Written instruction> Return every entry exactly.
— begin Input material —
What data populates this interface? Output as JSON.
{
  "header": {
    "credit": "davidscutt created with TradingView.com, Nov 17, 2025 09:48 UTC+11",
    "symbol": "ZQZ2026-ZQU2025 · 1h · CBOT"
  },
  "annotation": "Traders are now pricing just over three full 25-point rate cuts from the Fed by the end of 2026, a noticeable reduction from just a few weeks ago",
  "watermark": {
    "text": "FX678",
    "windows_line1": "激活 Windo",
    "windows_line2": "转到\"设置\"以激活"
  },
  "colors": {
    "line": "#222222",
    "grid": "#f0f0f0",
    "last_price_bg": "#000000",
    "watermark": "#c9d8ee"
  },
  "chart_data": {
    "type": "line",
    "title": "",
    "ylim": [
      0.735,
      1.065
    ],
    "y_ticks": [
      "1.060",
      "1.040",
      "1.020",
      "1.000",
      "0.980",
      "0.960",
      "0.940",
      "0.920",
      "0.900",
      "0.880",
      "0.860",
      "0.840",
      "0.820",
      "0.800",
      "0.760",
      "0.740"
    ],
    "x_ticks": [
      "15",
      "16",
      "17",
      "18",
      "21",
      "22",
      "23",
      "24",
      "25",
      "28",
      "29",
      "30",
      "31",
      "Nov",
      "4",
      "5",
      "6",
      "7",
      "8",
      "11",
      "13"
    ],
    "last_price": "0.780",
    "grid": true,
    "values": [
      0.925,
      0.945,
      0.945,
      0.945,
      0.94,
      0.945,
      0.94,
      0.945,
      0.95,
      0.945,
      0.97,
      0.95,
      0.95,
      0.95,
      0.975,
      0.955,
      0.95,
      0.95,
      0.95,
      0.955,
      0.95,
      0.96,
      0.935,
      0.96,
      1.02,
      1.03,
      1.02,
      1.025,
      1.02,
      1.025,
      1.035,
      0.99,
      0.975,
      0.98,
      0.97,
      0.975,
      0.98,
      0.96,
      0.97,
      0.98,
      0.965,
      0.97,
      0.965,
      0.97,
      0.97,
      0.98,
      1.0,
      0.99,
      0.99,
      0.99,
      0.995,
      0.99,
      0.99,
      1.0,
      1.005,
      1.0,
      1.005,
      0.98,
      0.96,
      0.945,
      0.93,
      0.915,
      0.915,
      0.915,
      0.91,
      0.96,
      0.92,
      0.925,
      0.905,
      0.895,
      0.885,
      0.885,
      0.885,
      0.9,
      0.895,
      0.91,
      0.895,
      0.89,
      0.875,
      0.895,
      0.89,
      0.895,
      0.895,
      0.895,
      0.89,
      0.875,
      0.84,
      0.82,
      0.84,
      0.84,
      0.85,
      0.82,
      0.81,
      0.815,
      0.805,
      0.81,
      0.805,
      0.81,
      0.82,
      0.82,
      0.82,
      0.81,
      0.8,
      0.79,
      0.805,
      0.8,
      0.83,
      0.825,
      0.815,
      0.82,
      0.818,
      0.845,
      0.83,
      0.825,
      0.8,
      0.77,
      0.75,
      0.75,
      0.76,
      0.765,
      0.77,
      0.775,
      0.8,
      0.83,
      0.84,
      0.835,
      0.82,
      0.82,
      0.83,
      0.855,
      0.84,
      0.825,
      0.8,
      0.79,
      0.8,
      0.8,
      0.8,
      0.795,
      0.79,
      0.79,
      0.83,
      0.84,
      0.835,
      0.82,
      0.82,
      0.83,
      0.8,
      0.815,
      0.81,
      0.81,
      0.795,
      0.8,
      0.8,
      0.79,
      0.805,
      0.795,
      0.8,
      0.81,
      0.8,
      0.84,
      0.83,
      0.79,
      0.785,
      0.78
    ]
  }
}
— end Input material —
Solution to the problem>
What data populates this interface? Output as JSON.
{
  "header": {
    "credit": "davidscutt created with TradingView.com, Nov 17, 2025 09:48 UTC+11",
    "symbol": "ZQZ2026-ZQU2025 · 1h · CBOT"
  },
  "annotation": "Traders are now pricing just over three full 25-point rate cuts from the Fed by the end of 2026, a noticeable reduction from just a few weeks ago",
  "watermark": {
    "text": "FX678",
    "windows_line1": "激活 Windo",
    "windows_line2": "转到\"设置\"以激活"
  },
  "colors": {
    "line": "#222222",
    "grid": "#f0f0f0",
    "last_price_bg": "#000000",
    "watermark": "#c9d8ee"
  },
  "chart_data": {
    "type": "line",
    "title": "",
    "ylim": [
      0.735,
      1.065
    ],
    "y_ticks": [
      "1.060",
      "1.040",
      "1.020",
      "1.000",
      "0.980",
      "0.960",
      "0.940",
      "0.920",
      "0.900",
      "0.880",
      "0.860",
      "0.840",
      "0.820",
      "0.800",
      "0.760",
      "0.740"
    ],
    "x_ticks": [
      "15",
      "16",
      "17",
      "18",
      "21",
      "22",
      "23",
      "24",
      "25",
      "28",
      "29",
      "30",
      "31",
      "Nov",
      "4",
      "5",
      "6",
      "7",
      "8",
      "11",
      "13"
    ],
    "last_price": "0.780",
    "grid": true,
    "values": [
      0.925,
      0.945,
      0.945,
      0.945,
      0.94,
      0.945,
      0.94,
      0.945,
      0.95,
      0.945,
      0.97,
      0.95,
      0.95,
      0.95,
      0.975,
      0.955,
      0.95,
      0.95,
      0.95,
      0.955,
      0.95,
      0.96,
      0.935,
      0.96,
      1.02,
      1.03,
      1.02,
      1.025,
      1.02,
      1.025,
      1.035,
      0.99,
      0.975,
      0.98,
      0.97,
      0.975,
      0.98,
      0.96,
      0.97,
      0.98,
      0.965,
      0.97,
      0.965,
      0.97,
      0.97,
      0.98,
      1.0,
      0.99,
      0.99,
      0.99,
      0.995,
      0.99,
      0.99,
      1.0,
      1.005,
      1.0,
      1.005,
      0.98,
      0.96,
      0.945,
      0.93,
      0.915,
      0.915,
      0.915,
      0.91,
      0.96,
      0.92,
      0.925,
      0.905,
      0.895,
      0.885,
      0.885,
      0.885,
      0.9,
      0.895,
      0.91,
      0.895,
      0.89,
      0.875,
      0.895,
      0.89,
      0.895,
      0.895,
      0.895,
      0.89,
      0.875,
      0.84,
      0.82,
      0.84,
      0.84,
      0.85,
      0.82,
      0.81,
      0.815,
      0.805,
      0.81,
      0.805,
      0.81,
      0.82,
      0.82,
      0.82,
      0.81,
      0.8,
      0.79,
      0.805,
      0.8,
      0.83,
      0.825,
      0.815,
      0.82,
      0.818,
      0.845,
      0.83,
      0.825,
      0.8,
      0.77,
      0.75,
      0.75,
      0.76,
      0.765,
      0.77,
      0.775,
      0.8,
      0.83,
      0.84,
      0.835,
      0.82,
      0.82,
      0.83,
      0.855,
      0.84,
      0.825,
      0.8,
      0.79,
      0.8,
      0.8,
      0.8,
      0.795,
      0.79,
      0.79,
      0.83,
      0.84,
      0.835,
      0.82,
      0.82,
      0.83,
      0.8,
      0.815,
      0.81,
      0.81,
      0.795,
      0.8,
      0.8,
      0.79,
      0.805,
      0.795,
      0.8,
      0.81,
      0.8,
      0.84,
      0.83,
      0.79,
      0.785,
      0.78
    ]
  }
}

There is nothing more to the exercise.